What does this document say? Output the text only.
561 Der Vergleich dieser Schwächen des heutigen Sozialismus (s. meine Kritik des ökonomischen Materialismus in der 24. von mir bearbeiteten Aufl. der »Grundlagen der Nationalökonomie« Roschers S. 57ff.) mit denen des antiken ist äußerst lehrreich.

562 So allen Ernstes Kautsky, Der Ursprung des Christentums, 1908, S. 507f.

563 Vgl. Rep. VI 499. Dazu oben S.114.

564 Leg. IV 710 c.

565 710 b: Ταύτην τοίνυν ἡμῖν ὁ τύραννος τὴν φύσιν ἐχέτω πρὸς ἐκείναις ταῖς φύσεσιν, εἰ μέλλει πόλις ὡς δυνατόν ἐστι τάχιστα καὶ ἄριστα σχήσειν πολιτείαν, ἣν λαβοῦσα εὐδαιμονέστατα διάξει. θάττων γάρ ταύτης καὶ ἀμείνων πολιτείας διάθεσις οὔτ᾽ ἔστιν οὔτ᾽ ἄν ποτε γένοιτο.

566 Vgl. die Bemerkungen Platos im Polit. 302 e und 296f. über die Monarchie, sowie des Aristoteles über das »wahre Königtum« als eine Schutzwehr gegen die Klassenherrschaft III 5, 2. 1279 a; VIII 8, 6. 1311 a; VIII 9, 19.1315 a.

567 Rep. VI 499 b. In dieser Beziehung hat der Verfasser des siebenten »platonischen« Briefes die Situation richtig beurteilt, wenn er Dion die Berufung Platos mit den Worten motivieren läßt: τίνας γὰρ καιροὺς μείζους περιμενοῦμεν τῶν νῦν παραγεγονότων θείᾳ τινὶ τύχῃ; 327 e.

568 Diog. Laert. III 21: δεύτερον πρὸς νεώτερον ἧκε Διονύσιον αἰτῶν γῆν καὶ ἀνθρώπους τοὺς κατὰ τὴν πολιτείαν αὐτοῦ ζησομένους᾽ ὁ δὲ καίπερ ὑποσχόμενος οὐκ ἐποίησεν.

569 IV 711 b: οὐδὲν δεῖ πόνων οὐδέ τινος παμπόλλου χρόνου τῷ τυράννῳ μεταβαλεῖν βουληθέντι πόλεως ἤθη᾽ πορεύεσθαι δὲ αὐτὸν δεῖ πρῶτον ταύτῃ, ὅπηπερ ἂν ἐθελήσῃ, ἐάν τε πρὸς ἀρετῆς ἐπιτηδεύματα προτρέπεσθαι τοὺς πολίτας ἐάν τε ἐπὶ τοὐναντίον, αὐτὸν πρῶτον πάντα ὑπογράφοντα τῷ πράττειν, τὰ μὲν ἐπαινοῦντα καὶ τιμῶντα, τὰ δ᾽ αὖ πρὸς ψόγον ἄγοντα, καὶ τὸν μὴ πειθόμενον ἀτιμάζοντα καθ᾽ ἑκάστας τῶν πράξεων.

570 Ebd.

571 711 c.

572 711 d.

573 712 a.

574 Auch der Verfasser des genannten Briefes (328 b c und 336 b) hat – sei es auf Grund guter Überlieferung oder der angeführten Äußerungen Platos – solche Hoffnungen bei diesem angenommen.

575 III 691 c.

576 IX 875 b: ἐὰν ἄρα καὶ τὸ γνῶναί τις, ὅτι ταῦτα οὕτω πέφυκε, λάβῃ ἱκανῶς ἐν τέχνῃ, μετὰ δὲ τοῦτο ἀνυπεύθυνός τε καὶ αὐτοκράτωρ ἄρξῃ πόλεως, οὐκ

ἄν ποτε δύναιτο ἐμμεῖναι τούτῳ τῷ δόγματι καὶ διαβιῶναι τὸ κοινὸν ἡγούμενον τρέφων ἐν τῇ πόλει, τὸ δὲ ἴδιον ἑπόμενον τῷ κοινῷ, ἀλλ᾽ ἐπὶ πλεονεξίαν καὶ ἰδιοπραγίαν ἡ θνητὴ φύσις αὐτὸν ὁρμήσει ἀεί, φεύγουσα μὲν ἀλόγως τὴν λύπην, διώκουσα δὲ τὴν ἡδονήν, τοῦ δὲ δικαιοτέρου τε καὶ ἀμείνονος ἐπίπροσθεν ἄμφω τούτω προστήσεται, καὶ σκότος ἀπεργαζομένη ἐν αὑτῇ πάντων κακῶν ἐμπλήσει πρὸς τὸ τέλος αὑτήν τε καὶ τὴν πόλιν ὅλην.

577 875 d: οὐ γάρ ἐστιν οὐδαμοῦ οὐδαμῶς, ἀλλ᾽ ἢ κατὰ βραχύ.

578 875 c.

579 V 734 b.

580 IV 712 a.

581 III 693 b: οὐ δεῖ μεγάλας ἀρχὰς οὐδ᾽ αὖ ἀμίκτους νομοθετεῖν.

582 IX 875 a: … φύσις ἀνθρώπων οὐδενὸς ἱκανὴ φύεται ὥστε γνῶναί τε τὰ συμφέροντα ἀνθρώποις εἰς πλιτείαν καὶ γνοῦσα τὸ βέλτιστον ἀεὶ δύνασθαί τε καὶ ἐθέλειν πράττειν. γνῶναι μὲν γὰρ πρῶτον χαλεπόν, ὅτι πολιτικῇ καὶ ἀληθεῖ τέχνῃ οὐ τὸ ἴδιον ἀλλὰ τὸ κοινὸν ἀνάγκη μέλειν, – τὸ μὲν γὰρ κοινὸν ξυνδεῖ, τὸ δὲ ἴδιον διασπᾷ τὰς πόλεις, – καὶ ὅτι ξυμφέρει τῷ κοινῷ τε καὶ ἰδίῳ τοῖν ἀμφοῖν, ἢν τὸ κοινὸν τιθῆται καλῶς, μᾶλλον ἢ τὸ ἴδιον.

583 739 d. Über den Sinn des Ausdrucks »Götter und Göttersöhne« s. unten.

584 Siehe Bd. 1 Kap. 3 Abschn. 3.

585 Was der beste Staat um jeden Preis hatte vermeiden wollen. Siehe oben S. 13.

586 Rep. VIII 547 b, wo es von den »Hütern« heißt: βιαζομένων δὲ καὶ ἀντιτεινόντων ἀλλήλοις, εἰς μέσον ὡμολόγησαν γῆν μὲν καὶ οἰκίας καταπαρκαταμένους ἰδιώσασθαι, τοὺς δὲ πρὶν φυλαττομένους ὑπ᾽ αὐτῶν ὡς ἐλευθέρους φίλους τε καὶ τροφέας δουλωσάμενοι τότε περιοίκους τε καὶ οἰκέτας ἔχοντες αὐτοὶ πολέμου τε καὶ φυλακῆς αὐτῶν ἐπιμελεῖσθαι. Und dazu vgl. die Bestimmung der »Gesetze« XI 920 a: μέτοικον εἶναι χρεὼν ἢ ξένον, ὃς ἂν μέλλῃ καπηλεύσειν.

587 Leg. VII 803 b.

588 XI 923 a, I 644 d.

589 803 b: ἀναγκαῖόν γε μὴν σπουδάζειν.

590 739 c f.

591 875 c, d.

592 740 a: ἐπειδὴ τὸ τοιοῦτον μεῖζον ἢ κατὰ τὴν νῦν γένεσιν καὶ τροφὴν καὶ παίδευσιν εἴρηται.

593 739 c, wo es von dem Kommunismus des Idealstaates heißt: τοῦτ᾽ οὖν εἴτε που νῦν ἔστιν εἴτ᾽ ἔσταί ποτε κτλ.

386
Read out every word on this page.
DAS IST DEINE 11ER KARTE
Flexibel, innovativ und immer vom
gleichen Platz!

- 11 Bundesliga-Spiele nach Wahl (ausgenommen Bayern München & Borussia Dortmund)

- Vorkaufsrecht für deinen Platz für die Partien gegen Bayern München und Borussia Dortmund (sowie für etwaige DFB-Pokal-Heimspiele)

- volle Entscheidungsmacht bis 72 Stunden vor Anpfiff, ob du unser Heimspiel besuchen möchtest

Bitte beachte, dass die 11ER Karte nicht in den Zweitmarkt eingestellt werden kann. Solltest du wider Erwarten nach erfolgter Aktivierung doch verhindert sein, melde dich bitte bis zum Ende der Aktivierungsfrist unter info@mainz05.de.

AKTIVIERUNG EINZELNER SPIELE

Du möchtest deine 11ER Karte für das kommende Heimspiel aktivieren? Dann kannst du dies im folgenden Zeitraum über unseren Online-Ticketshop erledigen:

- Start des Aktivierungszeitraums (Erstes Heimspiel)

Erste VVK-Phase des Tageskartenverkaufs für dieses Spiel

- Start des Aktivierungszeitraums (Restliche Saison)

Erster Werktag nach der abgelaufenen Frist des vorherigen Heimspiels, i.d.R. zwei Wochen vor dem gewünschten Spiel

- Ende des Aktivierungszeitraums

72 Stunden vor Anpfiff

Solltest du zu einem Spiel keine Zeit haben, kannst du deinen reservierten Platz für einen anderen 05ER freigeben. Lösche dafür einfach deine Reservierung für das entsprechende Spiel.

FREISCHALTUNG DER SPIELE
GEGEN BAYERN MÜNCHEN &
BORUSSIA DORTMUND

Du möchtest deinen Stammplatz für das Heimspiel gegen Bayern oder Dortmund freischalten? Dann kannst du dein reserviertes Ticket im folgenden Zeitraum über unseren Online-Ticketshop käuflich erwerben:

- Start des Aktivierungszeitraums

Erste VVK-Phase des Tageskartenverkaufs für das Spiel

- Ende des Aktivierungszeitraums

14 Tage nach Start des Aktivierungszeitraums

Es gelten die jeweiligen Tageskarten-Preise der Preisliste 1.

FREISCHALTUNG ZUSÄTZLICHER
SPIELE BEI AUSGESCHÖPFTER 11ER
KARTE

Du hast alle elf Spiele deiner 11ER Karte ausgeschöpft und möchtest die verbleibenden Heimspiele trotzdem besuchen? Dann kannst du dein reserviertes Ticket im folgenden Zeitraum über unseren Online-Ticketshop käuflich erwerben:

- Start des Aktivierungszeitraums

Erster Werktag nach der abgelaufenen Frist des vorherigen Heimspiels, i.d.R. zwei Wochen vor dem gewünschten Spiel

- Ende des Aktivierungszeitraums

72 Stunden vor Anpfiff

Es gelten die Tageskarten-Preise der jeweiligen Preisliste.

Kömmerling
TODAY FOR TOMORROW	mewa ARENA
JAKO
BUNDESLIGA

» **Exercise brief**
Each line in the records above that contains the word "oben" must be copied.

» **Exercise response**
563 Vgl. Rep. VI 499. Dazu oben S.114.
585 Was der beste Staat um jeden Preis hatte vermeiden wollen. Siehe oben S. 13.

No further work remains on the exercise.